Stored rows
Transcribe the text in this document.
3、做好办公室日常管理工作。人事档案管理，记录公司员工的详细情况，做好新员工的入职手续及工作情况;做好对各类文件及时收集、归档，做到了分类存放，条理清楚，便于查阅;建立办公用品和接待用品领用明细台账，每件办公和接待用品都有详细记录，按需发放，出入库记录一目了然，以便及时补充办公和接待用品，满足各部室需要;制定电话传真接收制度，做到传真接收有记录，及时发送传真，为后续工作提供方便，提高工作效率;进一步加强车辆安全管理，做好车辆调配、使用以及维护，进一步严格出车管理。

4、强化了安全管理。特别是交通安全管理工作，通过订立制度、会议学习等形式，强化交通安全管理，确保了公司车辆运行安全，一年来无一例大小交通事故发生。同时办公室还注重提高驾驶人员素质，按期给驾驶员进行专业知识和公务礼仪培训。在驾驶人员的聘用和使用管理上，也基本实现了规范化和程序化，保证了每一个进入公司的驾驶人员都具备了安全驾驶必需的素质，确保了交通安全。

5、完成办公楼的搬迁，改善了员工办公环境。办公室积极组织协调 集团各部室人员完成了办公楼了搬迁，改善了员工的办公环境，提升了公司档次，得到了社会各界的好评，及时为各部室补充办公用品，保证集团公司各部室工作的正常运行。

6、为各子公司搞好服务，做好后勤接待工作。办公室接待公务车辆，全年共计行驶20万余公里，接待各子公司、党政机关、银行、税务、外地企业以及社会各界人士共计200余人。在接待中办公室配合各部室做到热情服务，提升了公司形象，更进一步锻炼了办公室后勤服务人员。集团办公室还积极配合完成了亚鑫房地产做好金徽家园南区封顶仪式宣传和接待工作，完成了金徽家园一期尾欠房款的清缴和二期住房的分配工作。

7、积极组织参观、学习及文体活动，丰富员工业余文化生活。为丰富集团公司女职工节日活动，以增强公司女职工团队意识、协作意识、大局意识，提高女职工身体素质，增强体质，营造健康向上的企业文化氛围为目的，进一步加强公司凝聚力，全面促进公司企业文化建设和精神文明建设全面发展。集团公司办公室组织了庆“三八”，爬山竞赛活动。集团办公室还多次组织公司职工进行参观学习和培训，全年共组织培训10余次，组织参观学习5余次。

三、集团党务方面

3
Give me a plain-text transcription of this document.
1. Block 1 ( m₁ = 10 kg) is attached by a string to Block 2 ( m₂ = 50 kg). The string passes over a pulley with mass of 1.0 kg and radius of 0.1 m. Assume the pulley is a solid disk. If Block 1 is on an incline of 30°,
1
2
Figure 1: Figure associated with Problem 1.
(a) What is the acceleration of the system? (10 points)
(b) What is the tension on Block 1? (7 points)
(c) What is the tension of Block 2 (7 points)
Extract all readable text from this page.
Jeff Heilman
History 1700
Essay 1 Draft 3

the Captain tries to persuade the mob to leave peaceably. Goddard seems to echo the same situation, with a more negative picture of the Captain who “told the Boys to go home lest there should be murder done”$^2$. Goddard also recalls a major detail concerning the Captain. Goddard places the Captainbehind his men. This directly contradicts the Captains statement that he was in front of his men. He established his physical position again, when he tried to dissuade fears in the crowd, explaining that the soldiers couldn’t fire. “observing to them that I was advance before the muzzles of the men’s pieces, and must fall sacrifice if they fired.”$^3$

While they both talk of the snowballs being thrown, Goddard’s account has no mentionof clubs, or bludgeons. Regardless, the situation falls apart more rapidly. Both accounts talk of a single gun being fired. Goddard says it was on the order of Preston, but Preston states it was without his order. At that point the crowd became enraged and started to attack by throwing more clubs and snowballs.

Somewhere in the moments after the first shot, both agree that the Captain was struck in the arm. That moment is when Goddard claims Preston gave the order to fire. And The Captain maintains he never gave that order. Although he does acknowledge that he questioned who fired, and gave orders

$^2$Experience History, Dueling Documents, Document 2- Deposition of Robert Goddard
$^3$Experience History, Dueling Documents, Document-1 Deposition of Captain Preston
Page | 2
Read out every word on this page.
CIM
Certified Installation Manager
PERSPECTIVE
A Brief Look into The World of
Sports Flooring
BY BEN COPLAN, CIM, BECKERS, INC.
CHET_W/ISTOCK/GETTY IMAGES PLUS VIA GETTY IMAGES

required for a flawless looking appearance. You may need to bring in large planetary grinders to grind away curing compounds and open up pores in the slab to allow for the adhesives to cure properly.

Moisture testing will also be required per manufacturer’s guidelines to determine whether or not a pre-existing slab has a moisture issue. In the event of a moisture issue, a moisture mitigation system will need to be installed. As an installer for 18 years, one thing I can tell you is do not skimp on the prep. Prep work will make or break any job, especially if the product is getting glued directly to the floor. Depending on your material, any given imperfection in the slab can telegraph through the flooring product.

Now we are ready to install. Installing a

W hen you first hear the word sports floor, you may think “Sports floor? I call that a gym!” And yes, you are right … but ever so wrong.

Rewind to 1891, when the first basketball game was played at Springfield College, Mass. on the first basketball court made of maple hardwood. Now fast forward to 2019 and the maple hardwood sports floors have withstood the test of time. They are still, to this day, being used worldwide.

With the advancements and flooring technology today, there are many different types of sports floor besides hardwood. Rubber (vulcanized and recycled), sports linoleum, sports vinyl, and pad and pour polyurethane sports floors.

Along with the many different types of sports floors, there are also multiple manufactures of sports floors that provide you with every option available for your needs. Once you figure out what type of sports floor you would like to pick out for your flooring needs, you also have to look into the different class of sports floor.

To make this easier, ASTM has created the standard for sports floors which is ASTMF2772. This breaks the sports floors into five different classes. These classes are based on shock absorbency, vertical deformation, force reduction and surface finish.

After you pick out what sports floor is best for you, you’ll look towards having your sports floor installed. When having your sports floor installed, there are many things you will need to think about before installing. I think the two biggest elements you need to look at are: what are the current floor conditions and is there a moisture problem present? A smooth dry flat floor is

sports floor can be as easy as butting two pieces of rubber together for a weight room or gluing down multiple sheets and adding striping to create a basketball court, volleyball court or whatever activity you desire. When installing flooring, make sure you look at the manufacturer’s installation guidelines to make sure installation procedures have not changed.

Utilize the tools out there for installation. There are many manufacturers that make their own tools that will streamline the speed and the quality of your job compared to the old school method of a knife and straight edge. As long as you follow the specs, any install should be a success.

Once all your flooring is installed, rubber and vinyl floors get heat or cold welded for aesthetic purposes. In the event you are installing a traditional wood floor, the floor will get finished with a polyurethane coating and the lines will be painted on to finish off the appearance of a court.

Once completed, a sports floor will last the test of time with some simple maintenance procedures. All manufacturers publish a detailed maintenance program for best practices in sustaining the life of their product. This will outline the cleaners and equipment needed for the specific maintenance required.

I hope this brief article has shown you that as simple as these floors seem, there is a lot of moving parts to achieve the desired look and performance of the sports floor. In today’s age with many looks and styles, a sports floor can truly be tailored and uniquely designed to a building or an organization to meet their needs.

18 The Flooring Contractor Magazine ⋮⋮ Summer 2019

Set task
From the entries above, list each line with "Experience" in it.

Task solution
$^2$Experience History, Dueling Documents, Document 2- Deposition of Robert Goddard
$^3$Experience History, Dueling Documents, Document-1 Deposition of Captain Preston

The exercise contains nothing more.